Copy each line of the entries beneath that contains the word "text".
-------- DATASET RECORDS
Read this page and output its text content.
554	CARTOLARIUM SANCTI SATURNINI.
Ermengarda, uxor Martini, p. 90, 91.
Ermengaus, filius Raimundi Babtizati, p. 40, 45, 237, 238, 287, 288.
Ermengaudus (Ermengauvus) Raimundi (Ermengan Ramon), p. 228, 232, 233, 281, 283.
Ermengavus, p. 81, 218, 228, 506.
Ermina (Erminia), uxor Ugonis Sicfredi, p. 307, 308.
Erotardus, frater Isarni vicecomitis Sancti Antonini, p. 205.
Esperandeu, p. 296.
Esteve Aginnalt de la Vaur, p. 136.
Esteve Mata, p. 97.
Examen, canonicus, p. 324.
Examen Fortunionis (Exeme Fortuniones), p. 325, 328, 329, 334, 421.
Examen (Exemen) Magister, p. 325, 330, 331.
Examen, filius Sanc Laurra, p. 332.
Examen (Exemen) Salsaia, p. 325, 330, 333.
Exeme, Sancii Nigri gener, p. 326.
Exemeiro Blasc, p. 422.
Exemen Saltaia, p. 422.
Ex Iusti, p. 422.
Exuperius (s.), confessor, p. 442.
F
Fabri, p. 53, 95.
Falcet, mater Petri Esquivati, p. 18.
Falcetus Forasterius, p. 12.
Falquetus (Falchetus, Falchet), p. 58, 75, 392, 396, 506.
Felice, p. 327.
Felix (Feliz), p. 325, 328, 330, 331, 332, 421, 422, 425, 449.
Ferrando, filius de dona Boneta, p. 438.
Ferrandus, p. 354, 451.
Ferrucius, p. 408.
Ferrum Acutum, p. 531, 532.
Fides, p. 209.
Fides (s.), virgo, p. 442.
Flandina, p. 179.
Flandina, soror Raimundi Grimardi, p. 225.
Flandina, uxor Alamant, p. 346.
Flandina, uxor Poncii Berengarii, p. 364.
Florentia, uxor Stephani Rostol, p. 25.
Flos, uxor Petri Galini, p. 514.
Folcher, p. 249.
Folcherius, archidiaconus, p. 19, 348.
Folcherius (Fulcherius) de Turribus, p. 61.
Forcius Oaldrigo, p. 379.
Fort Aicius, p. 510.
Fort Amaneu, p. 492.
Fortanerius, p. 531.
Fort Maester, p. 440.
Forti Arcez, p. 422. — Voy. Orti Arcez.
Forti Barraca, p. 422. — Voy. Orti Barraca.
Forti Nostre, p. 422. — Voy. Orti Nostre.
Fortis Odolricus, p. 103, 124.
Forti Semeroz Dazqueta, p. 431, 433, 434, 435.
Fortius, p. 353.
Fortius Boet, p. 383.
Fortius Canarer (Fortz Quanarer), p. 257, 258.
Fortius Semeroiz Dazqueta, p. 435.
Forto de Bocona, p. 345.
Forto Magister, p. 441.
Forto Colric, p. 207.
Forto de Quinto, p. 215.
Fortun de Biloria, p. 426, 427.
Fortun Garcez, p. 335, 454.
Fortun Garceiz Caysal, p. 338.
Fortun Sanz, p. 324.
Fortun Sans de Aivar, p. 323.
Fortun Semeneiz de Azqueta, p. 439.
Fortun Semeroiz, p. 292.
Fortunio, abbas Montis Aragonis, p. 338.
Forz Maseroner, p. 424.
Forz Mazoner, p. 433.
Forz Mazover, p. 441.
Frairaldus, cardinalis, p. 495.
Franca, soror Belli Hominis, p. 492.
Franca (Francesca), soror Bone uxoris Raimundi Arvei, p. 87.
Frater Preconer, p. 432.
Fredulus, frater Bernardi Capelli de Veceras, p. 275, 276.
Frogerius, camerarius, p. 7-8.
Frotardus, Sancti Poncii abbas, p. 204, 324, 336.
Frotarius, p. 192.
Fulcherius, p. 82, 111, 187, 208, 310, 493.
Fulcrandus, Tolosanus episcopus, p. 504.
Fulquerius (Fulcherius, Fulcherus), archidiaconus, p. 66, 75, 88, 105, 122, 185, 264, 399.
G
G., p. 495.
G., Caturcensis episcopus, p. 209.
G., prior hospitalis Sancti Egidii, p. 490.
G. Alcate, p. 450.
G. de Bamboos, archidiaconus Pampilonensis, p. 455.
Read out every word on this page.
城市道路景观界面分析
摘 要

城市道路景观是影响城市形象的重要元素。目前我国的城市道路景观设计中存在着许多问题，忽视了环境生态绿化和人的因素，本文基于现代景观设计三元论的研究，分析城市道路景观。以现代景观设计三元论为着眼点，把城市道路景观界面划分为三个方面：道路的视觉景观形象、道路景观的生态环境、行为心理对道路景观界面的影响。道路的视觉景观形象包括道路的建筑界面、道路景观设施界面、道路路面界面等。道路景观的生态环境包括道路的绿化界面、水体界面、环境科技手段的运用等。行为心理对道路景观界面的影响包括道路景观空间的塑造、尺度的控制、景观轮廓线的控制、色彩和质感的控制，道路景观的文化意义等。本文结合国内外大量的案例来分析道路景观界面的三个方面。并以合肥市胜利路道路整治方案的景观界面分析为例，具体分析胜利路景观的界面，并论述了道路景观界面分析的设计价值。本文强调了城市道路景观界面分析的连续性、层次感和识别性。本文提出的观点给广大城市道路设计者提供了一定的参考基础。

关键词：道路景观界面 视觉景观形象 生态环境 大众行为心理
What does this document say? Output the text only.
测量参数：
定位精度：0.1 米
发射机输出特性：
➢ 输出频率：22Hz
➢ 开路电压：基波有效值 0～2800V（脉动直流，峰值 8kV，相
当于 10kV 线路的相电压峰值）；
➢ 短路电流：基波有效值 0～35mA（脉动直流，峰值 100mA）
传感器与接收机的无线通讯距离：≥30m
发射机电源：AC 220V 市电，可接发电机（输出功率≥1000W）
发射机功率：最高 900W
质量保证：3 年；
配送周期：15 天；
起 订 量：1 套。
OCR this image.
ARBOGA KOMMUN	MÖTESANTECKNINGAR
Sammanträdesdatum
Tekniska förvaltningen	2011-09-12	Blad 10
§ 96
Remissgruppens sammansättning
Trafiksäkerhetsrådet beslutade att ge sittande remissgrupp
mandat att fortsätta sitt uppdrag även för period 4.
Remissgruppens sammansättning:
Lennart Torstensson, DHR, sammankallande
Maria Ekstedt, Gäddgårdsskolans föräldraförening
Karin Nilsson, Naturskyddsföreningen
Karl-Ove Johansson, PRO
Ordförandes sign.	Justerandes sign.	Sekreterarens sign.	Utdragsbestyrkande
----------------
▶ _EXPECTED ANSWER_:
Read this page and output its text content.
What does this document say? Output the text only.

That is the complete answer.